--- SUPPLIED TEXT ---
____________

Clearly, Alien: Isolation isn't a hardware-taxing game, and the Gigabyte Gaming GT can play it above 60FPS at the highest settings, even at 3840 x 2160. Not surprisingly, it performs better than our test bed (equipped with a GTX 1070) with its factory-overclocked GPU. Even if the CPU were a factor in this game's performance, the increased GPU clock rate pushes it 3-5 FPS higher than our reference-clocked test rig at all tested resolutions.

Ashes of the Singularity

We test Ashes of the Singularity at its most demanding settings, so it's no surprise that the performance deltas between GTX 1070 and GTX 1080-equipped systems are minimalistic at higher resolutions, where the CPU becomes the limiting factor. Even at 1080p, the factory-overclocked Gigabyte GeForce GTX 1070 G1 Gaming graphics card in the Gaming GT desktop is less that 10 FPS away from the best-performing GTX 1080 system. This isn't an impressive achievement on this game with these settings, but the fact that the Gigabyte Gaming GT is competitive with these other, more expensive systems is.

Bioshock Infinite

By now, the pecking order of these systems should be fairly clear. However, the Gigabyte Gaming GT comes withing striking distance of the Acer Predator G1's average framerate in Bioshock Infinite at 1920 x 1080 by a margin of only 3.02 FPS. In a game like this, CPU horsepower (clockrate, to be exact) can limit framerates at lower resolutions (where the GPU doesn't work so hard), so its no surprise that the Gigabyte Gaming GT's Core i7-6700K gave it legs against the Acer's Core i7-6700 (the max turbo frequency of the latter is the base clock for the K-series chip) at 1080p.

____________

--- AIM 1 ---
Summarize the game benchmark passage in three sentences.
The passage and the rows that follow are unrelated.

--- Element and region data ---

____________

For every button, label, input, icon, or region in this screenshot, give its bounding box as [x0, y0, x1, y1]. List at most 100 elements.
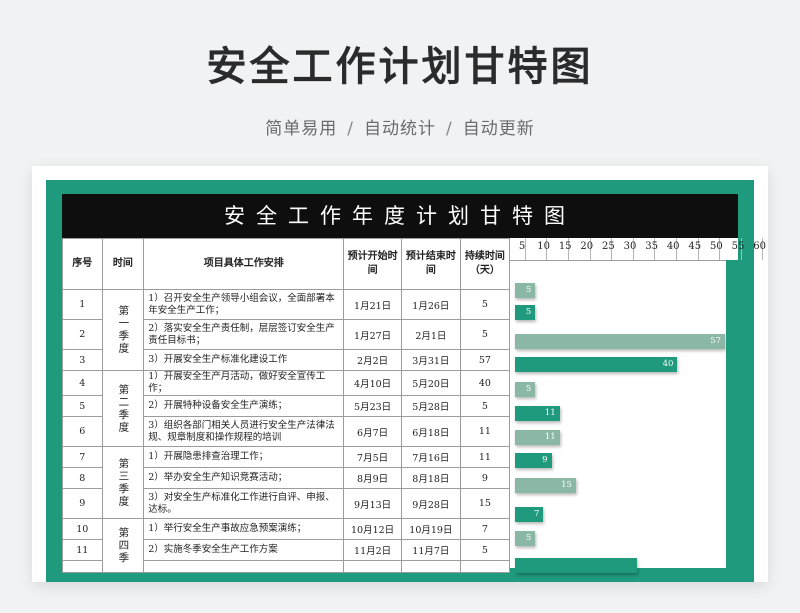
cell-no: 11 — [62, 539, 103, 561]
gantt-bar: 9 — [515, 453, 552, 468]
cell-duration: 5 — [459, 289, 511, 320]
cell-duration: 15 — [459, 488, 511, 519]
cell-end: 3月31日 — [400, 349, 461, 371]
cell-no: 4 — [62, 370, 103, 396]
axis-tick-label: 20 — [580, 241, 594, 252]
sheet-frame-edge — [726, 260, 738, 568]
col-header-duration: 持续时间（天） — [459, 238, 511, 290]
plan-table: 序号 时间 项目具体工作安排 预计开始时间 预计结束时间 持续时间（天） 1 第一… — [62, 238, 511, 573]
gantt-bar: 5 — [515, 382, 536, 397]
cell-quarter: 第三季度 — [101, 446, 145, 519]
cell-no: 1 — [62, 289, 103, 320]
cell-start: 7月5日 — [343, 446, 402, 468]
cell-start: 11月2日 — [343, 539, 402, 561]
cell-end: 9月28日 — [400, 488, 461, 519]
col-header-end: 预计结束时间 — [400, 238, 461, 290]
cell-task: 1）举行安全生产事故应急预案演练； — [143, 518, 345, 540]
axis-tick-label: 25 — [602, 241, 615, 252]
cell-start: 1月27日 — [343, 319, 402, 350]
col-header-no: 序号 — [62, 238, 103, 290]
gantt-bar: 11 — [515, 406, 560, 421]
cell-quarter: 第一季度 — [101, 289, 145, 371]
cell-task: 2）实施冬季安全生产工作方案 — [143, 539, 345, 561]
cell-task: 2）开展特种设备安全生产演练； — [143, 395, 345, 417]
axis-tick-label: 45 — [688, 241, 702, 252]
cell-start: 6月7日 — [343, 416, 402, 447]
axis-tick-label: 60 — [753, 241, 766, 252]
axis-tick-label: 15 — [558, 241, 572, 252]
col-header-task: 项目具体工作安排 — [143, 238, 345, 290]
cell-end: 6月18日 — [400, 416, 461, 447]
cell-end: 1月26日 — [400, 289, 461, 320]
gantt-bar — [515, 558, 637, 573]
cell-no: 3 — [62, 349, 103, 371]
cell-duration: 5 — [459, 539, 511, 561]
cell-end: 5月28日 — [400, 395, 461, 417]
gantt-bar: 40 — [515, 357, 678, 372]
sheet-title: 安全工作年度计划甘特图 — [62, 194, 738, 238]
cell-quarter: 第四季 — [101, 518, 145, 573]
subtitle-separator: / — [347, 119, 354, 139]
template-preview-card: 安全工作年度计划甘特图 序号 时间 项目具体工作安排 预计开始时间 预计结束时间… — [32, 166, 768, 582]
page-title: 安全工作计划甘特图 — [206, 44, 594, 90]
cell-start: 1月21日 — [343, 289, 402, 320]
col-header-start: 预计开始时间 — [343, 238, 402, 290]
cell-task — [143, 560, 345, 573]
cell-task: 1）开展隐患排查治理工作； — [143, 446, 345, 468]
cell-duration: 7 — [459, 518, 511, 540]
gantt-bar: 5 — [515, 531, 536, 546]
subtitle-separator: / — [446, 119, 453, 139]
table-row: 1 第一季度 1）召开安全生产领导小组会议，全面部署本年安全生产工作； 1月21日 1月… — [62, 289, 511, 371]
subtitle-part: 自动更新 — [462, 119, 535, 139]
cell-quarter: 第二季度 — [101, 370, 145, 447]
gantt-bar: 7 — [515, 507, 544, 522]
gantt-bar: 11 — [515, 430, 560, 445]
cell-task: 1）召开安全生产领导小组会议，全面部署本年安全生产工作； — [143, 289, 345, 320]
cell-duration: 40 — [459, 370, 511, 396]
cell-start: 9月13日 — [343, 488, 402, 519]
cell-task: 3）对安全生产标准化工作进行自评、申报、达标。 — [143, 488, 345, 519]
cell-end: 7月16日 — [400, 446, 461, 468]
gantt-axis: 5 10 15 20 25 30 35 40 45 50 55 60 — [510, 238, 766, 261]
axis-tick-label: 10 — [537, 241, 550, 252]
cell-end: 11月7日 — [400, 539, 461, 561]
cell-no: 9 — [62, 488, 103, 519]
cell-no — [62, 560, 103, 573]
subtitle-part: 自动统计 — [364, 119, 436, 139]
subtitle-part: 简单易用 — [265, 119, 338, 139]
cell-no: 6 — [62, 416, 103, 447]
cell-duration: 5 — [459, 319, 511, 350]
axis-tick-label: 5 — [518, 241, 526, 252]
axis-tick-label: 35 — [645, 241, 658, 252]
cell-duration: 11 — [459, 416, 511, 447]
cell-duration: 57 — [459, 349, 511, 371]
cell-end: 8月18日 — [400, 467, 461, 489]
table-row: 7 第三季度 1）开展隐患排查治理工作； 7月5日 7月16日 11 — [62, 446, 511, 519]
cell-task: 3）开展安全生产标准化建设工作 — [143, 349, 345, 371]
cell-start — [343, 560, 402, 573]
cell-start: 8月9日 — [343, 467, 402, 489]
col-header-time: 时间 — [101, 238, 145, 290]
cell-task: 3）组织各部门相关人员进行安全生产法律法规、规章制度和操作规程的培训 — [143, 416, 345, 447]
axis-tick-label: 40 — [666, 241, 680, 252]
axis-tick-label: 50 — [710, 241, 723, 252]
gantt-chart: 5 10 15 20 25 30 35 40 45 50 55 60 5 5 57 40 5 11 11 9 15 7 5 — [510, 238, 766, 573]
cell-end: 10月19日 — [400, 518, 461, 540]
cell-duration: 9 — [459, 467, 511, 489]
subtitle: 简单易用 / 自动统计 / 自动更新 — [0, 114, 800, 139]
cell-no: 7 — [62, 446, 103, 468]
cell-end: 5月20日 — [400, 370, 461, 396]
cell-no: 2 — [62, 319, 103, 350]
cell-start: 4月10日 — [343, 370, 402, 396]
gantt-bar: 15 — [515, 478, 576, 493]
cell-task: 2）举办安全生产知识竞赛活动； — [143, 467, 345, 489]
cell-task: 2）落实安全生产责任制，层层签订安全生产责任目标书； — [143, 319, 345, 350]
gantt-bar: 57 — [515, 334, 725, 349]
cell-start: 5月23日 — [343, 395, 402, 417]
table-header-row: 序号 时间 项目具体工作安排 预计开始时间 预计结束时间 持续时间（天） — [62, 238, 511, 290]
cell-no: 5 — [62, 395, 103, 417]
cell-duration: 5 — [459, 395, 511, 417]
cell-duration — [459, 560, 511, 573]
table-row: 10 第四季 1）举行安全生产事故应急预案演练； 10月12日 10月19日 7 — [62, 518, 511, 573]
cell-start: 10月12日 — [343, 518, 402, 540]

____________

--- AIM 2 ---
Reproduce the rows starting at the one that contains "cell-no: 11 — [62, 539, 103, 561]" and ending at the one that contains "axis-tick-label: 45 — [688, 241, 702, 252]", with both of those included.

--- TASK SOLUTION 1 ---
In Alien: Isolation, the Gigabyte Gaming GT runs above 60FPS at the highest settings even at 3840 x 2160, and its factory-overclocked GPU puts it 3-5 FPS ahead of the reference-clocked GTX 1070 test rig at every tested resolution. In Ashes of the Singularity at 1080p, its GTX 1070 G1 Gaming card comes within 10 FPS of the best GTX 1080 system, which keeps it competitive with more expensive machines. In Bioshock Infinite at 1920 x 1080, it trails the Acer Predator G1's average framerate by only 3.02 FPS, helped by its Core i7-6700K against the Acer's Core i7-6700.

--- TASK SOLUTION 2 ---
cell-no: 11 — [62, 539, 103, 561]
gantt-bar: 9 — [515, 453, 552, 468]
cell-duration: 5 — [459, 289, 511, 320]
cell-duration: 15 — [459, 488, 511, 519]
cell-end: 3月31日 — [400, 349, 461, 371]
cell-no: 4 — [62, 370, 103, 396]
axis-tick-label: 20 — [580, 241, 594, 252]
sheet-frame-edge — [726, 260, 738, 568]
col-header-duration: 持续时间（天） — [459, 238, 511, 290]
plan-table: 序号 时间 项目具体工作安排 预计开始时间 预计结束时间 持续时间（天） 1 第一… — [62, 238, 511, 573]
gantt-bar: 5 — [515, 382, 536, 397]
cell-quarter: 第三季度 — [101, 446, 145, 519]
cell-no: 1 — [62, 289, 103, 320]
cell-start: 7月5日 — [343, 446, 402, 468]
cell-start: 11月2日 — [343, 539, 402, 561]
cell-end: 9月28日 — [400, 488, 461, 519]
col-header-end: 预计结束时间 — [400, 238, 461, 290]
cell-task: 1）举行安全生产事故应急预案演练； — [143, 518, 345, 540]
axis-tick-label: 25 — [602, 241, 615, 252]
cell-start: 1月27日 — [343, 319, 402, 350]
col-header-no: 序号 — [62, 238, 103, 290]
gantt-bar: 11 — [515, 406, 560, 421]
cell-quarter: 第一季度 — [101, 289, 145, 371]
cell-task: 2）实施冬季安全生产工作方案 — [143, 539, 345, 561]
cell-task: 2）开展特种设备安全生产演练； — [143, 395, 345, 417]
axis-tick-label: 45 — [688, 241, 702, 252]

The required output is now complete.